::: Фрагмент источника

Глава четвертая
Глава четвертая
Нравы штаба фронта. — Очковтирательство генерала Ренненкампфа. — Генерал Флуг и его «стратегические вензеля». — Моя работа в качестве генерал-квартирмейстера штаба фронта. — Передача Северо-Западному фронту Варшавы и Новогеоргиевска. — Переезд в Седлец. — Бои за Варшаву. — Доблесть сибирских полков. — Попытка превратить Рузского в «спасителя» Варшавы. — У великого князя Николая Николаевича. — Приезд царя. — Интересы династии и интересы России.
Находившийся в Белостоке штаб Северо-Западного фронта разместился в казармах стоявшего здесь до войны пехотного полка. В бывшей квартире командира полка, где жили состоящий для поручений при Рузском полковник и два адъютанта, нашлась свободная комната. Рузский предложил мне поселиться в ней, и я сделался соседом двух адъютантов главнокомандующего: поручика Гендрикова и вольноопределяющегося лейб-гвардии Кавалергардского полка графа Шереметьева. Гендриков и вскоре произведенный в корнеты Шереметьев были предупредительными и по молодости лет неизменно веселыми офицерами, состоящий для поручений полковник почти никогда не бывал дома, и я, таким образом, не мог пожаловаться на своих сожителей.

::::::
::: Фрагмент данных

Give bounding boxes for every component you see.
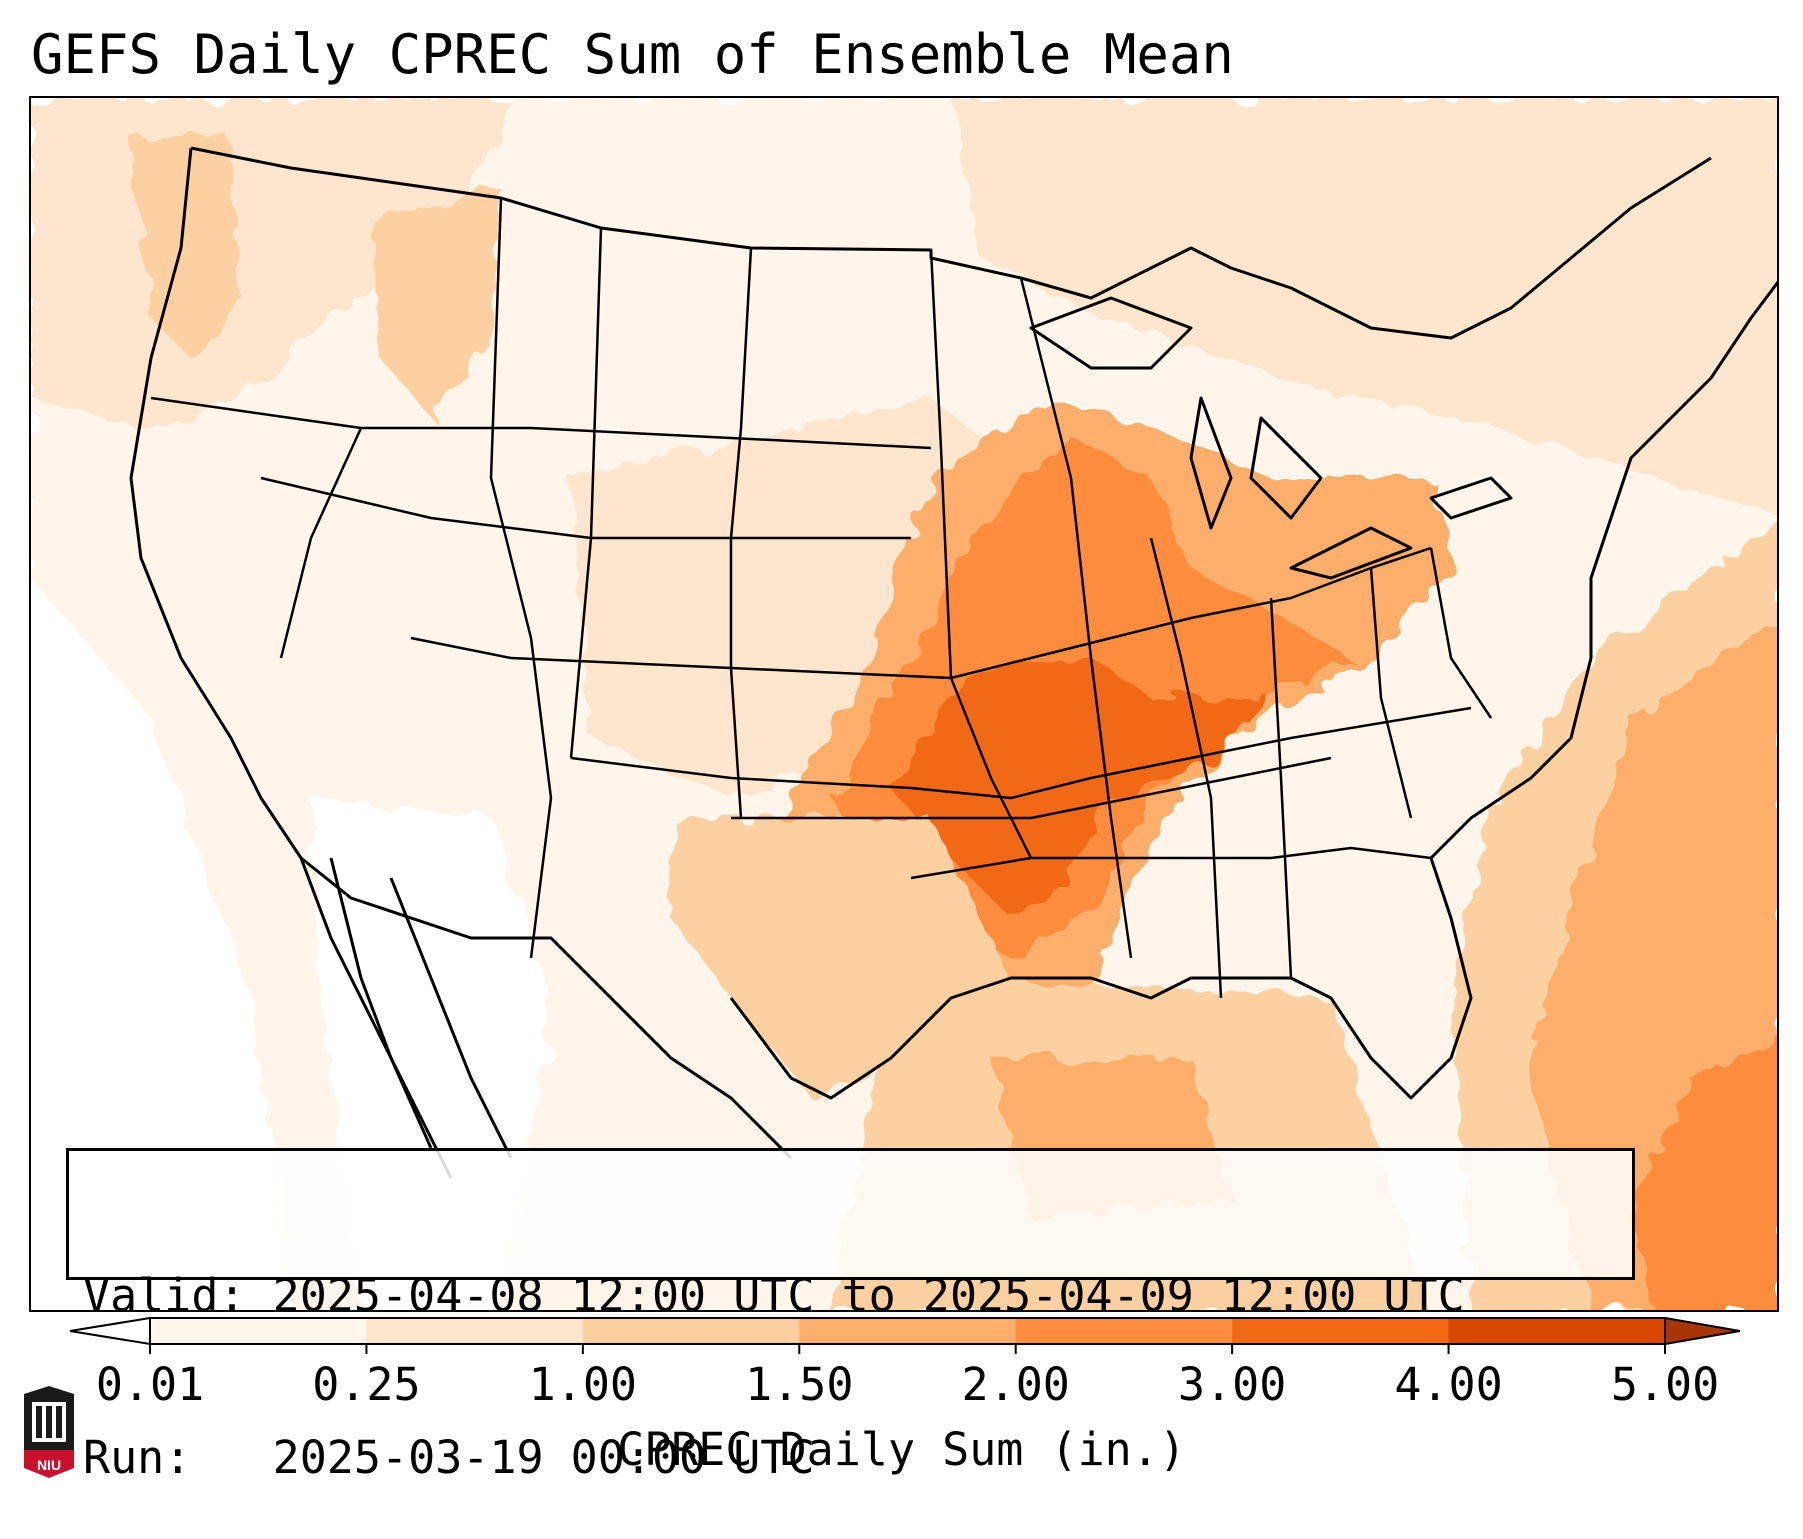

::::::

Что сделать>
#1 Можете дословно процитировать отрывок о штабе Северо-Западного фронта между «Находившийся в Белостоке» и «на своих сожителей.» включительно?
#2 Продолжите воспоминания о штабе Северо-Западного фронта в Белостоке, начав сразу после последнего приведенного предложения.

Ответы по порядку>
#1
Находившийся в Белостоке штаб Северо-Западного фронта разместился в казармах стоявшего здесь до войны пехотного полка. В бывшей квартире командира полка, где жили состоящий для поручений при Рузском полковник и два адъютанта, нашлась свободная комната. Рузский предложил мне поселиться в ней, и я сделался соседом двух адъютантов главнокомандующего: поручика Гендрикова и вольноопределяющегося лейб-гвардии Кавалергардского полка графа Шереметьева. Гендриков и вскоре произведенный в корнеты Шереметьев были предупредительными и по молодости лет неизменно веселыми офицерами, состоящий для поручений полковник почти никогда не бывал дома, и я, таким образом, не мог пожаловаться на своих сожителей.

#2
Я был назначен в распоряжение главнокомандующего. Генерал-квартирмейстером штаба был генерал-майор Леонтьев, но судьба его была уже предрешена. Обросшего солидной бородой, очень сурового и импозантного внешне, но бесхарактерного и беспринципного Леонтьева я знал еще много лет назад как однополчанина по лейб-гвардии Литовскому полку, в который я был выпущен после окончания военного училища.
После армии штаб фронта неприятно поразил меня своей пышностью и излишним многолюдством. Кроме штатных сотрудников, при штабе болталось огромное количество самой разнообразной военной и полувоенной публики: уполномоченных, корреспондентов и пр.
Предшественник Рузского на посту главнокомандующего, завел в штабе чуть ли не придворные нравы; чопорность и ненужная церемонность будущих моих товарищей по службе удручали меня. К счастью, Рузский был очень прост в обращении с подчиненными, и эта простота скоро заставила штабных «зевсов»[14] отказаться от того священнодействия, в которое они превращали любое свое даже самое незначительное занятие.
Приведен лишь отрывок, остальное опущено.